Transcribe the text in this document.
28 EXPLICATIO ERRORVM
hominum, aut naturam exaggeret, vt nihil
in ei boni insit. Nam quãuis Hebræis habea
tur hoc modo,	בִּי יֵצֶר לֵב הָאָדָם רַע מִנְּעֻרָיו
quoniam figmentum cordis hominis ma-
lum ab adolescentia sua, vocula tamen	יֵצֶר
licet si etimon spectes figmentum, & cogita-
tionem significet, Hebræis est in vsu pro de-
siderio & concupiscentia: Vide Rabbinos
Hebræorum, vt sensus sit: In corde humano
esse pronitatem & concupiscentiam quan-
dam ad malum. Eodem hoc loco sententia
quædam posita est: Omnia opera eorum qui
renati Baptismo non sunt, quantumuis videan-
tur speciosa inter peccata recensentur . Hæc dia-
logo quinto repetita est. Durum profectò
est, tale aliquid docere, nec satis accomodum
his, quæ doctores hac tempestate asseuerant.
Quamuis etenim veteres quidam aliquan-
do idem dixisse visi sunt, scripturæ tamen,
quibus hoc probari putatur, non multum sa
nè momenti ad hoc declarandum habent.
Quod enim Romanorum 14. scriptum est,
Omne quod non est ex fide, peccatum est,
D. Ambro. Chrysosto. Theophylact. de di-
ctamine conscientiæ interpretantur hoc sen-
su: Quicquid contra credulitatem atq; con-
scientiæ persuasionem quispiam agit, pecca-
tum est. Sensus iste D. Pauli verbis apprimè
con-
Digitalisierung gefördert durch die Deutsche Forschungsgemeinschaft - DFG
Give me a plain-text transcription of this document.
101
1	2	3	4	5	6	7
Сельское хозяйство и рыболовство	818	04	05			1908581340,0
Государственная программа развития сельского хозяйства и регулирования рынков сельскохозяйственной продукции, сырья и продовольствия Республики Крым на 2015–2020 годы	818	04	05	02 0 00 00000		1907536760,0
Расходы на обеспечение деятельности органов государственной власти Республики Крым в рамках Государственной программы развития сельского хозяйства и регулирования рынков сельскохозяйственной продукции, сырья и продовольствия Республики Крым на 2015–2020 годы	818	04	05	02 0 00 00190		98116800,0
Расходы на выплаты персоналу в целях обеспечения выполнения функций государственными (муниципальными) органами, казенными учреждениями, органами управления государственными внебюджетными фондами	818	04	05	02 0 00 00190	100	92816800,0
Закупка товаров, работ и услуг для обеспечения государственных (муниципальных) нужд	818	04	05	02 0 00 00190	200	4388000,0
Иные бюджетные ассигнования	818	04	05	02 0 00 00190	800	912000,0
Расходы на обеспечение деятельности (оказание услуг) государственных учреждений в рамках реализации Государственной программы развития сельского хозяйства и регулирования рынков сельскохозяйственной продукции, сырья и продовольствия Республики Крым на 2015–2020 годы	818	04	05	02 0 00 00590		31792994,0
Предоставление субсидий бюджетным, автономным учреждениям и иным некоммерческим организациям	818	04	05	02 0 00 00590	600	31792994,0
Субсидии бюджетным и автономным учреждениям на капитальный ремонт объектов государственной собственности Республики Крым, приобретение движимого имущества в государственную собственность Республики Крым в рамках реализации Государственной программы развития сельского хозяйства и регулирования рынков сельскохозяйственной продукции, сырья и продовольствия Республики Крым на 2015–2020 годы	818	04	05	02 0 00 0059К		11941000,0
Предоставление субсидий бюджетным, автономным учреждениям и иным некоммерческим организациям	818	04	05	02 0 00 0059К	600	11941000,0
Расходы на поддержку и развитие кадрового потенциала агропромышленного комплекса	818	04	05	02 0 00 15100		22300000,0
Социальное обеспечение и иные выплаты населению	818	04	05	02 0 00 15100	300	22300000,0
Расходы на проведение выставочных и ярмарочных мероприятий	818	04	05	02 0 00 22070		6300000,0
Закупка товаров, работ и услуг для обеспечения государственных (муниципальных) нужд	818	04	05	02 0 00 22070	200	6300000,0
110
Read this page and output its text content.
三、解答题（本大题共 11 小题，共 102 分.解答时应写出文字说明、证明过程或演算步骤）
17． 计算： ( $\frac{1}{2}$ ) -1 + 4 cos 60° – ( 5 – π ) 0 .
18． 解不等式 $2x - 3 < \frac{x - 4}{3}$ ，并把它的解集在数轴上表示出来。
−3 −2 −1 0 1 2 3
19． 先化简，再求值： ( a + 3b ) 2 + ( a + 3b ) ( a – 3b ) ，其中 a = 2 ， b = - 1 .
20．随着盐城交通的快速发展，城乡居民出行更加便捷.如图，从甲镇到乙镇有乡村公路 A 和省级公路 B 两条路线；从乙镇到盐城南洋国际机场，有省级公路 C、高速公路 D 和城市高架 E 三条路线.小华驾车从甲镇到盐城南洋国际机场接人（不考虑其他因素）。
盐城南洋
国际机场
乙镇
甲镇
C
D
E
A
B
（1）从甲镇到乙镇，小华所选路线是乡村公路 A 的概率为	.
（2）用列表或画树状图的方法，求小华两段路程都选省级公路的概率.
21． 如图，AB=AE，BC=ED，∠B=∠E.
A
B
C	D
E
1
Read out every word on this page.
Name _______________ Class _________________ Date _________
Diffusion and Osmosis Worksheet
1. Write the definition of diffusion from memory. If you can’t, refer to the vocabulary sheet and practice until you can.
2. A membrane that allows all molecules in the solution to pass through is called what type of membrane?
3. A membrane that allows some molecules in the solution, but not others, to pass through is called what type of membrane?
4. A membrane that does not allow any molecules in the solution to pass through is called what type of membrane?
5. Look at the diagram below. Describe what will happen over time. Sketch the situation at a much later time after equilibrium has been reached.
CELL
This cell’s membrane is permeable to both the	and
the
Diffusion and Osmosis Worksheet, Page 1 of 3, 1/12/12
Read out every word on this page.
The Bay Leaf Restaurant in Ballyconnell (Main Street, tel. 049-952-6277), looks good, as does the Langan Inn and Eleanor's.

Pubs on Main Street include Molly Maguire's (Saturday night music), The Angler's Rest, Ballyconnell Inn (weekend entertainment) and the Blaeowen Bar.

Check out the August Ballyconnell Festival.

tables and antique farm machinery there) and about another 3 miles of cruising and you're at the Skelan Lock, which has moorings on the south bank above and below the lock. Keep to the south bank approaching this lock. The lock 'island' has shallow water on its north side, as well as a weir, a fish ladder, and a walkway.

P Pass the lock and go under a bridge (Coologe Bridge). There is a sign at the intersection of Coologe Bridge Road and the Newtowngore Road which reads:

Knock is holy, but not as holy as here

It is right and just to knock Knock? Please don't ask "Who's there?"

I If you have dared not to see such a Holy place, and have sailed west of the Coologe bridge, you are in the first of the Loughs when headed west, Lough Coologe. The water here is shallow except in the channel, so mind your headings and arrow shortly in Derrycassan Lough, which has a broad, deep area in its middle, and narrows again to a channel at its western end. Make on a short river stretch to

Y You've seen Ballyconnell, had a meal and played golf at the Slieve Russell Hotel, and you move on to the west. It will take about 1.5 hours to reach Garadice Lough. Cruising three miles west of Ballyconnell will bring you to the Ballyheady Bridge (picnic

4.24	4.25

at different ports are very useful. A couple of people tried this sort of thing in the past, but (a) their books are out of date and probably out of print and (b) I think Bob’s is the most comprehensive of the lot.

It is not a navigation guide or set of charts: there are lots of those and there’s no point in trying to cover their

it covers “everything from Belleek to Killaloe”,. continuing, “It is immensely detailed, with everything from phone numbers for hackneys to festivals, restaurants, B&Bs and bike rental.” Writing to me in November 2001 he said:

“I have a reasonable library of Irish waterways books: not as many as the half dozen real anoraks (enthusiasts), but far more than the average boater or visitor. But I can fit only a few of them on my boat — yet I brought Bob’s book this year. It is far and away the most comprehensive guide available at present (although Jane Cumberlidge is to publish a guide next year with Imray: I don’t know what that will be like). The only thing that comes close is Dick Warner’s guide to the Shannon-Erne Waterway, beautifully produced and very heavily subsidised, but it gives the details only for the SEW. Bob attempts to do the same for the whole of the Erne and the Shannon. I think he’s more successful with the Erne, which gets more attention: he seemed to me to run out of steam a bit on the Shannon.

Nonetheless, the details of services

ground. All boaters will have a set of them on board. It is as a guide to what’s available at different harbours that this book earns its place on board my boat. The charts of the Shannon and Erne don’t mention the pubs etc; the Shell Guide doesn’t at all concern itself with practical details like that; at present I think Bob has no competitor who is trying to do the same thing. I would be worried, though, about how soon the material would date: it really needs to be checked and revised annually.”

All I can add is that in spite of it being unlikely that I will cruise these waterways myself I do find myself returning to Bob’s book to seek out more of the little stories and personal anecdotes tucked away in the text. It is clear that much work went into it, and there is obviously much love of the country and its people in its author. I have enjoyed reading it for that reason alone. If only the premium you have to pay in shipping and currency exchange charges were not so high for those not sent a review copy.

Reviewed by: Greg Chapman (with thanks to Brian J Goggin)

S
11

== Task directions ==
Copy every line above in which the string "most" shows up.

== Response ==
at different ports are very useful. A couple of people tried this sort of thing in the past, but (a) their books are out of date and probably out of print and (b) I think Bob’s is the most comprehensive of the lot.
“I have a reasonable library of Irish waterways books: not as many as the half dozen real anoraks (enthusiasts), but far more than the average boater or visitor. But I can fit only a few of them on my boat — yet I brought Bob’s book this year. It is far and away the most comprehensive guide available at present (although Jane Cumberlidge is to publish a guide next year with Imray: I don’t know what that will be like). The only thing that comes close is Dick Warner’s guide to the Shannon-Erne Waterway, beautifully produced and very heavily subsidised, but it gives the details only for the SEW. Bob attempts to do the same for the whole of the Erne and the Shannon. I think he’s more successful with the Erne, which gets more attention: he seemed to me to run out of steam a bit on the Shannon.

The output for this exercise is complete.